### Items listed in a dataset
########
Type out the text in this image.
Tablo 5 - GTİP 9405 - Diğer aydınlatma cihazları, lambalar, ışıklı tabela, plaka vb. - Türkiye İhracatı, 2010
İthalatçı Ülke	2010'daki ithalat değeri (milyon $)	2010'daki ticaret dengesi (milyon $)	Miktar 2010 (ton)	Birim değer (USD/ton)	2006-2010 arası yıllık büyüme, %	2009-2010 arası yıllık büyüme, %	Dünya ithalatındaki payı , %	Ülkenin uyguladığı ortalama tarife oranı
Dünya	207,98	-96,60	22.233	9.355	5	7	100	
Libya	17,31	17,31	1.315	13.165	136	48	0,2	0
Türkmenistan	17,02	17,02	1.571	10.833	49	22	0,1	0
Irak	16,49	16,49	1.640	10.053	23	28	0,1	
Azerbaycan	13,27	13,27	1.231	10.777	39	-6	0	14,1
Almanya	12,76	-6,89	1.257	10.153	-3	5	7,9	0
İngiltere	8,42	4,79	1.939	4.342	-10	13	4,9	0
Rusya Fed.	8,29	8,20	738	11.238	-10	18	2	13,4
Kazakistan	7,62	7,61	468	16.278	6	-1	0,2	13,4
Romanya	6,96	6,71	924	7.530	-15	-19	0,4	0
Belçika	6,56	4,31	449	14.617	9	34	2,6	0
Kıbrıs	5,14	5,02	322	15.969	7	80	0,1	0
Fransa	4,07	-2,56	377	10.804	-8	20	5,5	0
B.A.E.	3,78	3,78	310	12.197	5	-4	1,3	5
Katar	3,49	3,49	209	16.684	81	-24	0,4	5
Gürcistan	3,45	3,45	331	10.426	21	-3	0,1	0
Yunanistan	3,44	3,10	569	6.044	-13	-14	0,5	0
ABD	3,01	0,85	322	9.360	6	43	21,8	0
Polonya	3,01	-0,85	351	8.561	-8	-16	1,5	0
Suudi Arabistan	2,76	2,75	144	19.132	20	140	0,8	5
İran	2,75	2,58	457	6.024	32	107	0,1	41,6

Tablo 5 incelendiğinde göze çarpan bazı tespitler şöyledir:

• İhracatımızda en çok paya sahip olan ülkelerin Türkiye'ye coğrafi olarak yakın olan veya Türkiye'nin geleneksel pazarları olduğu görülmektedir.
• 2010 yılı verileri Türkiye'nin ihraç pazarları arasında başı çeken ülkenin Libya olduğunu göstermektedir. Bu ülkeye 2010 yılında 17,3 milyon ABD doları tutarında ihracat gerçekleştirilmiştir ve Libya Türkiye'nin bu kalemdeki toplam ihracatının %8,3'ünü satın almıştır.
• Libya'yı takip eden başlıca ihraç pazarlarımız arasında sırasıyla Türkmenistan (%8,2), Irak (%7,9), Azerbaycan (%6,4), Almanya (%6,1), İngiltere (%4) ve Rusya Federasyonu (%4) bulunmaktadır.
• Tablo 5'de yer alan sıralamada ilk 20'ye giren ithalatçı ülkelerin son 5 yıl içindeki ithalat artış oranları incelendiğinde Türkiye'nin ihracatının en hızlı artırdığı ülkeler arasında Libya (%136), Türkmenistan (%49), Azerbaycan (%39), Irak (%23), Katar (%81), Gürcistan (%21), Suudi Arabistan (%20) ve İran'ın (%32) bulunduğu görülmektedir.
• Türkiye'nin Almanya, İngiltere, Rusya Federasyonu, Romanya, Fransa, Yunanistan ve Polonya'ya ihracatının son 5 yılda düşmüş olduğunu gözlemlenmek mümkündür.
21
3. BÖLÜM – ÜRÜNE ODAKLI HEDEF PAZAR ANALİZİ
########
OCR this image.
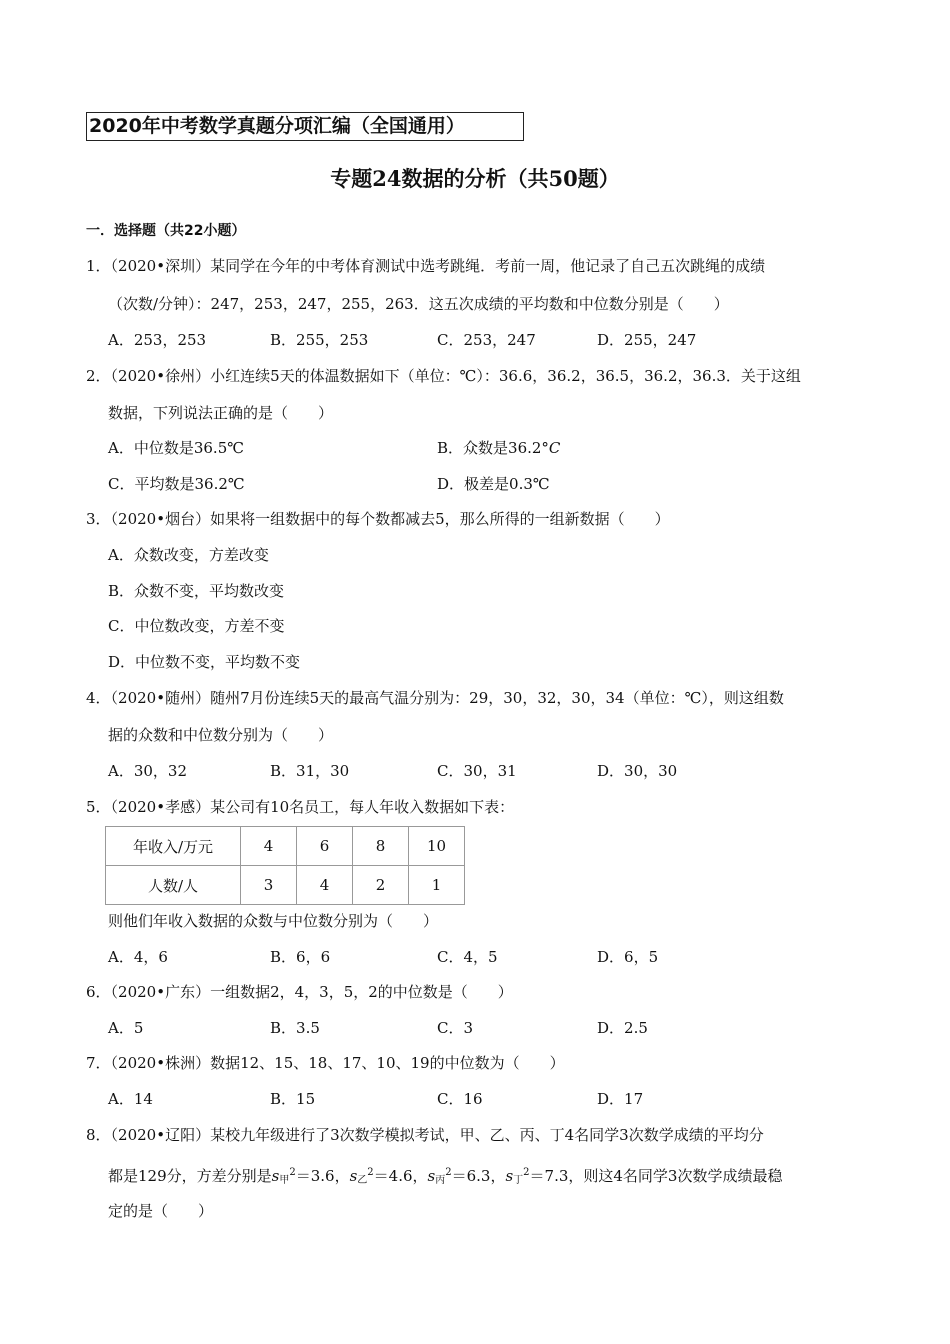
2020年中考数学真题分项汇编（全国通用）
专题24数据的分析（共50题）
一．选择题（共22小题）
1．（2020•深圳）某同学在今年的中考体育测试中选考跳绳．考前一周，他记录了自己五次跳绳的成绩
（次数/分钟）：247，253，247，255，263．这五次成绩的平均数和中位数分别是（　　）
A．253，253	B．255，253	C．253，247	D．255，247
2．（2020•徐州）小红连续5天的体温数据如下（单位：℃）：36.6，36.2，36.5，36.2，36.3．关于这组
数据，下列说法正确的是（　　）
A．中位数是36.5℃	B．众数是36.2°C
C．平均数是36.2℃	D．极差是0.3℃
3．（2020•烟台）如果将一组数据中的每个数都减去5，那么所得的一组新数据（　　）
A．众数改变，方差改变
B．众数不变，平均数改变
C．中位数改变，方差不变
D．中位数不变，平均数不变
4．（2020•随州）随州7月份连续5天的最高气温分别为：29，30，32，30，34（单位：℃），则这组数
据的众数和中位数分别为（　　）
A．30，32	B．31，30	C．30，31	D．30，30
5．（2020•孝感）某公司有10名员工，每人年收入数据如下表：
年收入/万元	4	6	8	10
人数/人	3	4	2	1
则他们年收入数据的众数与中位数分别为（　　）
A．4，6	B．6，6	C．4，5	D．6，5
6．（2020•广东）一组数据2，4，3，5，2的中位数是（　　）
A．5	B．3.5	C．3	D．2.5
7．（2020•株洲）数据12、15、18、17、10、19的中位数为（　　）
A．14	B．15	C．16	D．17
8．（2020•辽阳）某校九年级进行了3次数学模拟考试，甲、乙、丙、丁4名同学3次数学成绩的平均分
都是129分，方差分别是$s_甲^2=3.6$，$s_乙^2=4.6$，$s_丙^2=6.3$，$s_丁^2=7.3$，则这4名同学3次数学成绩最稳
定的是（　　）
########
### Stated problem
How many of the lines above include the word "Azerbaycan"? Respond with the number alone.

### Reply to the exercise
3